→ What to do:
Answer with a single number: the count of lines that include the string "Saturation".

Data excerpts:
- - - - -

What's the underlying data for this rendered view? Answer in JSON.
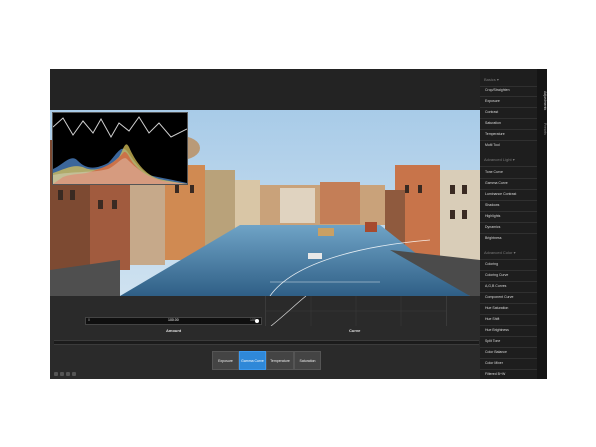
{
  "sidebar": {
    "sections": [
      {
        "title": "Basics",
        "items": [
          "Crop/Straighten",
          "Exposure",
          "Contrast",
          "Saturation",
          "Temperature",
          "Multi Tool"
        ]
      },
      {
        "title": "Advanced Light",
        "items": [
          "Tone Curve",
          "Gamma Curve",
          "Luminance Contrast",
          "Shadows",
          "Highlights",
          "Dynamics",
          "Brightness"
        ]
      },
      {
        "title": "Advanced Color",
        "items": [
          "Coloring",
          "Coloring Curve",
          "A,G,B Curves",
          "Component Curve",
          "Hue Saturation",
          "Hue Shift",
          "Hue Brightness",
          "Split Tone",
          "Color Balance",
          "Color Mixer",
          "Filtered B+W"
        ]
      }
    ]
  },
  "side_tabs": {
    "adjustments": "Adjustments",
    "presets": "Presets"
  },
  "controls": {
    "slider": {
      "min": "0",
      "max": "100",
      "value": "100.00"
    },
    "amount_label": "Amount",
    "curve_label": "Curve",
    "tool_buttons": [
      {
        "label": "Exposure",
        "active": false
      },
      {
        "label": "Gamma Curve",
        "active": true
      },
      {
        "label": "Temperature",
        "active": false
      },
      {
        "label": "Saturation",
        "active": false
      }
    ]
  },
  "colors": {
    "accent": "#2f88d8",
    "panel": "#2a2a2a",
    "sidebar": "#1e1e1e"
  },
  "icons": [
    "chevron-down-icon",
    "grid-icon",
    "compare-icon",
    "fullscreen-icon"
  ]
}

- - - - -

→ Reply:
3